• Instructions for the task
Search the material for the string "Spring" and copy each line where it occurs.

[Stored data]
'''

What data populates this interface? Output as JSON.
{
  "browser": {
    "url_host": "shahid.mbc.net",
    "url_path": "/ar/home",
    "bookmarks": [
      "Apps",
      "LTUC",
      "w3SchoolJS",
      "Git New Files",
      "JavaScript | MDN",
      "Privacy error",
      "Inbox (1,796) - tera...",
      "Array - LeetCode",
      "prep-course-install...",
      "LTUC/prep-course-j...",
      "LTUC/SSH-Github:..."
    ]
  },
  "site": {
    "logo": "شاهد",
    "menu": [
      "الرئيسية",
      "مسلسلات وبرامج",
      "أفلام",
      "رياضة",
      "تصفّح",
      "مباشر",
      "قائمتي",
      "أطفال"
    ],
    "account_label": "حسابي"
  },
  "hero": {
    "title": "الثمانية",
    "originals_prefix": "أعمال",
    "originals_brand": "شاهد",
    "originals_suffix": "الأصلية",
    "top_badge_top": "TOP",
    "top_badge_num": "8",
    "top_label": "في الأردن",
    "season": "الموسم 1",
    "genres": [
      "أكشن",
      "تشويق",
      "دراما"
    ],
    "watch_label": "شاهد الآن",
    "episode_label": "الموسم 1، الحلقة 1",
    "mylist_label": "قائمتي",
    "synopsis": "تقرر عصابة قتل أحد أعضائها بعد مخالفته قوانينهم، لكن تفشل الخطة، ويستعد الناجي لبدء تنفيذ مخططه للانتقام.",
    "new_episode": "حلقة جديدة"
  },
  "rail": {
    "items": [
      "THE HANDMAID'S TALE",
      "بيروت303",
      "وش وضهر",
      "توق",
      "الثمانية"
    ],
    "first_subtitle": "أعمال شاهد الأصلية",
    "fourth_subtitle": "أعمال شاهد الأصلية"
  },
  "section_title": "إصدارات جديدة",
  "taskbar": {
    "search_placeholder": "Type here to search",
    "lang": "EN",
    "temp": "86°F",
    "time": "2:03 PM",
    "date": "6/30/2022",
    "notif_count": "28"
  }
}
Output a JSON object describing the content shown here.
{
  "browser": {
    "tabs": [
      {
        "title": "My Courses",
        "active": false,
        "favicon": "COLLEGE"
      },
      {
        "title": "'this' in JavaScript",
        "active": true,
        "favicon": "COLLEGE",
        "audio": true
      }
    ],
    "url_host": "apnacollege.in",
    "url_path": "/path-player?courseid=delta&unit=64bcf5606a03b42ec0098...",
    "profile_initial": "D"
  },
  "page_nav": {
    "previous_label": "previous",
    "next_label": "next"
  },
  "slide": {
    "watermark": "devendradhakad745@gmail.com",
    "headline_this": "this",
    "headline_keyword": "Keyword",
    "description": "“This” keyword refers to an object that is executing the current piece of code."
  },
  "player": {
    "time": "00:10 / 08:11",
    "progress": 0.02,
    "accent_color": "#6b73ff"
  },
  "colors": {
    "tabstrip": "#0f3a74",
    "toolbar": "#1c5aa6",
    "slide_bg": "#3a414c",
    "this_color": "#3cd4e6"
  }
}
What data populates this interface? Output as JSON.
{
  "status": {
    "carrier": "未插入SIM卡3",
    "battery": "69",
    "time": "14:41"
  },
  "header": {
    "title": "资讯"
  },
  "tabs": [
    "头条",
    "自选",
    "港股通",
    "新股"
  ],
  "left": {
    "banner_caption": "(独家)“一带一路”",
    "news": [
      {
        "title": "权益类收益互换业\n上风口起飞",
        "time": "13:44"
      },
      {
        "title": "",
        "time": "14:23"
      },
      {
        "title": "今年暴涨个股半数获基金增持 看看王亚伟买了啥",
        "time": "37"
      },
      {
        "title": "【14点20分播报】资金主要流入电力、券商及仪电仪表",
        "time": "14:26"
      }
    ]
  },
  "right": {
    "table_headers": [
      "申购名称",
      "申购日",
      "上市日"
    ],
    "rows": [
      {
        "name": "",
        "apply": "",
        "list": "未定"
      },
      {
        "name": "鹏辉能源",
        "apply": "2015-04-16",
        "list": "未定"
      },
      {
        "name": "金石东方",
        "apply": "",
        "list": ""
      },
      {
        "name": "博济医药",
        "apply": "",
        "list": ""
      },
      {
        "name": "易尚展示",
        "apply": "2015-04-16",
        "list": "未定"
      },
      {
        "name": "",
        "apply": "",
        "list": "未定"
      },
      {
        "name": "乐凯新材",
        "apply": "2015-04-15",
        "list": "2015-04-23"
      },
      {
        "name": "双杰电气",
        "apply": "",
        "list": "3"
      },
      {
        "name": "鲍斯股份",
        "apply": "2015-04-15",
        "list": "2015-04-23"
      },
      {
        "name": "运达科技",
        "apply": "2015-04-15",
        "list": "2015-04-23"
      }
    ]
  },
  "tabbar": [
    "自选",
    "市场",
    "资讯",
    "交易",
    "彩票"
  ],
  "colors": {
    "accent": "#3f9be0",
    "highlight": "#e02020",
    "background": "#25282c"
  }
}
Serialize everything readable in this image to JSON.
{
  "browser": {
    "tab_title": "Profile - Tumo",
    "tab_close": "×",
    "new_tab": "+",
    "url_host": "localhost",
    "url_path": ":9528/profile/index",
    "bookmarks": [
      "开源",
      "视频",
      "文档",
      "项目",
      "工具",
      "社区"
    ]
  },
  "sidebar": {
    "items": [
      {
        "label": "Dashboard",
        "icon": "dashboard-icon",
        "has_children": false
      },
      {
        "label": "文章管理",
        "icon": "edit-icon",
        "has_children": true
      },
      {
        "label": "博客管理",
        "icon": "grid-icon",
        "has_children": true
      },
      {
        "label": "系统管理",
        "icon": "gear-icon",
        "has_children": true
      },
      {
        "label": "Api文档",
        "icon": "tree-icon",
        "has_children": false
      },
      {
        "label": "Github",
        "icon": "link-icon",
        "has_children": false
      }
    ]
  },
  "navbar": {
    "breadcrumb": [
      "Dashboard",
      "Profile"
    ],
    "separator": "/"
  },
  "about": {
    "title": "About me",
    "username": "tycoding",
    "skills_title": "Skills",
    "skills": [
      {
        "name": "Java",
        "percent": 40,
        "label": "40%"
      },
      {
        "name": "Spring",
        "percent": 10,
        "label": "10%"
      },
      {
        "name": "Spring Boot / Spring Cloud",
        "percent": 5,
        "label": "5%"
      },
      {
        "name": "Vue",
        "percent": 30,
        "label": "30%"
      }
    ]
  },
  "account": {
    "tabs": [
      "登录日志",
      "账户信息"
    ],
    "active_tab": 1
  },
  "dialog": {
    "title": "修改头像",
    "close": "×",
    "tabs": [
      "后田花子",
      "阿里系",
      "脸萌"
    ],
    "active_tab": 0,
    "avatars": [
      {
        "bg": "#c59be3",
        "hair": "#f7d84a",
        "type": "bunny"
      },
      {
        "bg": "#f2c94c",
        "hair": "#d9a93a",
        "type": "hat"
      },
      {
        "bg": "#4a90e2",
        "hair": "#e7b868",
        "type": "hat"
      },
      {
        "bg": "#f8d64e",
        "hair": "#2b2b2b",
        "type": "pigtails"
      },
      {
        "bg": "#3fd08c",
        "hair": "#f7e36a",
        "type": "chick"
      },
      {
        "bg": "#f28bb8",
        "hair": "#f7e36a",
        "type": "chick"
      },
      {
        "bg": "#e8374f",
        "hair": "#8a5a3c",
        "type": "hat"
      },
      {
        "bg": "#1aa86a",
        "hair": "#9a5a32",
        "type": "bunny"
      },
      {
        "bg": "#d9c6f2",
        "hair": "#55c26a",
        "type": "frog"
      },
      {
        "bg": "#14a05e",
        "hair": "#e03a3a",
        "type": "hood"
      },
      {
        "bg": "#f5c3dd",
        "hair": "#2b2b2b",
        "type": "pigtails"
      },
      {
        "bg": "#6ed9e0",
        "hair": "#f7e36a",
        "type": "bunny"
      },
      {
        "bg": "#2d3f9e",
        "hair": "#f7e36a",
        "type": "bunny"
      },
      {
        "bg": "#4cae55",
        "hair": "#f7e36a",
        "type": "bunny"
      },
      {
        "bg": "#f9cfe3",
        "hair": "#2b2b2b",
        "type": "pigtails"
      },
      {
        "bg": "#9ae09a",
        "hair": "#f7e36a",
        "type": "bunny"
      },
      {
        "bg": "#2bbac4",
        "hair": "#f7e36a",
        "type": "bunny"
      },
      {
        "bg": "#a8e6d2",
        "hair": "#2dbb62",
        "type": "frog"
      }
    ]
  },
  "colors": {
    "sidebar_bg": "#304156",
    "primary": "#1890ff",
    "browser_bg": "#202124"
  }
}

'''

• Exercise response
        "name": "Spring",
        "name": "Spring Boot / Spring Cloud",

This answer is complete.